Developed jointly by the Air Force Research Laboratory and the Department of Defense's Joint Non-Lethal Weapons Directorate, Active Denial is a narrow beam of millimeter-wave electromagnetic energy which heats up the skin and causes burns. In other words a non-lethal - so they say - electro-magnetic ray gun. This was announced by the Office of Public Affairs of the Air Force Research laboratory on 1 March 2001.

Verichip

'The VeriChip is an implantable, 12mm by 2.1mm radio frequency device about the size of the point of a typical ballpoint pen. Each VeriChip will contain a unique identification number and other critical data. Utilizing an external scanner, radio frequency energy passes through the skin energizing the dormant VeriChip, which then emits a radio frequency signal transmitting the identification number and other data contained in the VeriChip.'

So wrote Robert O'Harrow Jr. of the Washington Post at http://www.washingtonpost.com/wp-dyn/articles/A62663-2001Dec 18.html (1) There are lots of obvious uses for such a device, some of them positive but most of them ominous.

Mobile phones

'Mobile telephones in new brain tumour alert' - was the headline to a story by Robert Uhlig, Technology Correspondent of the Daily Telegraph, filed on 5 September 2001. Uhlig wrote:

'Using a mobile telephone more than doubles the risk of developing brain cancer on the side of the head where the phone is held, the British Association festival of science was told yesterday.... by Lennart Hardell, professor of oncology at Orebro University in Sweden....He found that people who used cell phones were two and a half times more likely to have a temporal brain tumour on the side of the head where they held their phone.......'

Which is bad enough. But at the foot of piece the Telegraph were good enough to list related stories.

These show how the story ran: initial warnings; then industry-funded inquiry which offered reassurance; then independent research; and the bad news reappears. The interesting story is the last on 13 July 2001 referring to a new police communications system using microwave technology now being slowly introduced nation-wide. Police using it are already reporting a wide variety of symptoms typical of microwave exposure.

The pressure against acknowledging that mobile phones cause cancer is enormous. Not only are there vast economic interests involved - class action lawsuits are already being assembled in the United Strates - there are also a whole range of other implications. If this is a health hazard, what else is? There is a considerable amount of anecdotal evidence that radar operators, for example, suffer higher than normal rates of cancer. In the United States radar-based speed guns have been found to cause cancer among police personnel using them. The legal ramifications in this area are enormous and potentially both very expensive for states using the technology and with very awkward implications for policy.
####################
» Activity 1:
Answer these questions from the text about Active Denial, the VeriChip and mobile phones:
(a) On what date was Active Denial announced by the Office of Public Affairs of the Air Force Research Laboratory?
(b) What size is the VeriChip?
(c) At which university is Lennart Hardell a professor of oncology?
» Activity 2: Set down the passage of the text about Active Denial, the VeriChip and mobile phones from "The pressure against" up to and including "implications for policy.", copying it word for word.
» Activity 3: Resume the text about Active Denial, the VeriChip and mobile phones, starting right after its last sentence.

(Records contained in the dataset)
####################
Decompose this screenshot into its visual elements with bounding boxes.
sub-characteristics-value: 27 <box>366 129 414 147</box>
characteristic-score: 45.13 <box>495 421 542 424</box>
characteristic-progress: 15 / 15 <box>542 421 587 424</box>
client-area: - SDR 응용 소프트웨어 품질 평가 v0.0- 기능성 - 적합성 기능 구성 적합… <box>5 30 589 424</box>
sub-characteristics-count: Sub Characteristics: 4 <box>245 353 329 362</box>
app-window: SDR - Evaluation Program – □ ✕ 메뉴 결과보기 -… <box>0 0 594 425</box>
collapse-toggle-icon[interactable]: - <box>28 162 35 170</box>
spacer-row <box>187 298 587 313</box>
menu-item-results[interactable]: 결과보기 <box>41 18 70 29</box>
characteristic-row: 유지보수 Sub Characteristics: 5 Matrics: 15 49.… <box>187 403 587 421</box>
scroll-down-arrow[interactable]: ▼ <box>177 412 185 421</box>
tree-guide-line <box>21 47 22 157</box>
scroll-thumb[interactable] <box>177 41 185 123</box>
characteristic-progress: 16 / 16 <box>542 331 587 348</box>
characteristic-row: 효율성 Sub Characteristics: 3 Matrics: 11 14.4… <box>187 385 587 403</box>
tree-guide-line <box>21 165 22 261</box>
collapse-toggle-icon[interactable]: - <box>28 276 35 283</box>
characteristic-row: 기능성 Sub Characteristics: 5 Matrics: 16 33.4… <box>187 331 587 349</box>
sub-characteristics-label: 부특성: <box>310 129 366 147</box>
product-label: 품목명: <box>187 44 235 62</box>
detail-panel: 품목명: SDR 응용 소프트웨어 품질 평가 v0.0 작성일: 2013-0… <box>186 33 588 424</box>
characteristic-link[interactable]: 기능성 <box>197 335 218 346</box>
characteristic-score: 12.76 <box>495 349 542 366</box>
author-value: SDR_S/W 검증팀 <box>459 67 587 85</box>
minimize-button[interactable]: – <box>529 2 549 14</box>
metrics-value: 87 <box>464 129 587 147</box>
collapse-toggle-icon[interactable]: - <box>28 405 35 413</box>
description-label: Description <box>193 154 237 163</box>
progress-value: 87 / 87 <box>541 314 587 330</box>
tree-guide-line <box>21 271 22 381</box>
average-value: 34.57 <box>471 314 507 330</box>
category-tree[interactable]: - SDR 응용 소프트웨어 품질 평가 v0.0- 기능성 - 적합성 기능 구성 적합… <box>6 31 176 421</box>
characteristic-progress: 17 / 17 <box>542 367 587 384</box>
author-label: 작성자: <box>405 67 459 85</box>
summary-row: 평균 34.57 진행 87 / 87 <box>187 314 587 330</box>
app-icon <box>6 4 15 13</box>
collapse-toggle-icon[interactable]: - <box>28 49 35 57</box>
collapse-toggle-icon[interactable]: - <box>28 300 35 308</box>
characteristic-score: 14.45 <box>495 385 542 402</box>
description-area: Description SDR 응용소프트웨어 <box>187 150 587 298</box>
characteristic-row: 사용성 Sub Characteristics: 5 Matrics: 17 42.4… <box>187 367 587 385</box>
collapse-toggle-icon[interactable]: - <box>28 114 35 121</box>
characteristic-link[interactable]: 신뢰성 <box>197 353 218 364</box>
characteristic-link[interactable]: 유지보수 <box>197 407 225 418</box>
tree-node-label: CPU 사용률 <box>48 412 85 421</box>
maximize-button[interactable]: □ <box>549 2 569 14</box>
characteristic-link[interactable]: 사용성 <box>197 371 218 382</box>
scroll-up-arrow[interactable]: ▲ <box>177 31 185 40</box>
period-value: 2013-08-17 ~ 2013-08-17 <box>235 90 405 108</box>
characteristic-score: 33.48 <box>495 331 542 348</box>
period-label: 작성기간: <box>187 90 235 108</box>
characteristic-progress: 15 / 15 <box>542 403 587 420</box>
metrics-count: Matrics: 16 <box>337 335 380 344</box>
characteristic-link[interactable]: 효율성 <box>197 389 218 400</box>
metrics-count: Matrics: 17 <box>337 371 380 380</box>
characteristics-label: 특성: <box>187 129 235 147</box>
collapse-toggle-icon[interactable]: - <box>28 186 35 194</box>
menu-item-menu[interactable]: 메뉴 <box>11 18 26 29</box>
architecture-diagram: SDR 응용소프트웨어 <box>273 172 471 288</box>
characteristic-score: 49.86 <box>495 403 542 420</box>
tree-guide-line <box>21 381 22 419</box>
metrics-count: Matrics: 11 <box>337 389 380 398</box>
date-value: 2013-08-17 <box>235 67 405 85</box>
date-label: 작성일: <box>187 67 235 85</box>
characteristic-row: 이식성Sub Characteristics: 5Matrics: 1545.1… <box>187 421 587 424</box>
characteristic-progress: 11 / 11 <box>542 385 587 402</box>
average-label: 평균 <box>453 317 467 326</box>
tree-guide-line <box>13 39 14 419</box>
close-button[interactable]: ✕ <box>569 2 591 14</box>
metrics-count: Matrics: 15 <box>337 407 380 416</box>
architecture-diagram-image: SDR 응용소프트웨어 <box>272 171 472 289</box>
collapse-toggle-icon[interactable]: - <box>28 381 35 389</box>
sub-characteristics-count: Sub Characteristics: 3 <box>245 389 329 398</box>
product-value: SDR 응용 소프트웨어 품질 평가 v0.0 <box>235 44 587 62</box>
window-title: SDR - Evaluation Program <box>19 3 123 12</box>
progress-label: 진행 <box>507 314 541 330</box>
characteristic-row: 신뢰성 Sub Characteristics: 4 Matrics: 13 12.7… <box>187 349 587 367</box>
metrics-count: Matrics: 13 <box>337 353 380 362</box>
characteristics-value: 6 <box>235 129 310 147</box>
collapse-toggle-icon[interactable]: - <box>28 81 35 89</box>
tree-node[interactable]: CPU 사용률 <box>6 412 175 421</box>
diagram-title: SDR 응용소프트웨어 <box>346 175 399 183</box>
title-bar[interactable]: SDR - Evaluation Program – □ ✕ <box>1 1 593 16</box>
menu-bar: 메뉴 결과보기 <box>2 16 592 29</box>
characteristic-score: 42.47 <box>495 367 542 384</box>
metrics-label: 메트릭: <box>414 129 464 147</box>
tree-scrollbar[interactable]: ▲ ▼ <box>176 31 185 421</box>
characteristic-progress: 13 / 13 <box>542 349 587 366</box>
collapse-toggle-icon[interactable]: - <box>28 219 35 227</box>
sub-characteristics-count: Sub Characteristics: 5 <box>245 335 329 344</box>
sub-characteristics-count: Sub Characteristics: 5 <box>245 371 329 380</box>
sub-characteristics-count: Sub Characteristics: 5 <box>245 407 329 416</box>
####################
» Written response 1:
(a) 1 March 2001
(b) 12mm by 2.1mm
(c) Orebro University in Sweden

» Written response 2:
The pressure against acknowledging that mobile phones cause cancer is enormous. Not only are there vast economic interests involved - class action lawsuits are already being assembled in the United Strates - there are also a whole range of other implications. If this is a health hazard, what else is? There is a considerable amount of anecdotal evidence that radar operators, for example, suffer higher than normal rates of cancer. In the United States radar-based speed guns have been found to cause cancer among police personnel using them. The legal ramifications in this area are enormous and potentially both very expensive for states using the technology and with very awkward implications for policy.

» Written response 3:
Mind control: implants

The first French putative victim of this technology I have seen announced her presence in an e-mail. Lioudmila Leverd-Peliou-chenko, originally a Russian, claims that she was implanted in a series of operations beginning in 1973 in France. Ms Leverd-Peliouchenko gave an e-mail address but didn't reply to my e-mail asking if she had any evidence.

HAARP

A powerful, detailed and documented version of the paranoids' case against HAARP, 'Playing God' by Michel Chussodovsky, was posted at http://www.guerrillanews.com/government/doc288.html in early January 2002.

The official version is that HAARP is being used (a) to facilitate over-the-horizon-radar and to develop ground-penetrating imagery. (I saw - but have lost - a reference to this being used in Afghanistan to locate people inside caves.)

The Chussodovsky piece assembles all the known unofficial claims about HAARP but to me doesn't quite stand up its central claims:

'Recent scientific evidence suggests that HAARP is fully operational and has the ability of potentially triggering floods, droughts, hurricanes and earthquakes. From a military standpoint, HAARP is a weapon of mass destruction. Potentially, it constitutes an instrument of conquest capable of selectively destabilising agricultural and ecological systems of entire regions.'

Both the sentences above contain the word 'potentially'.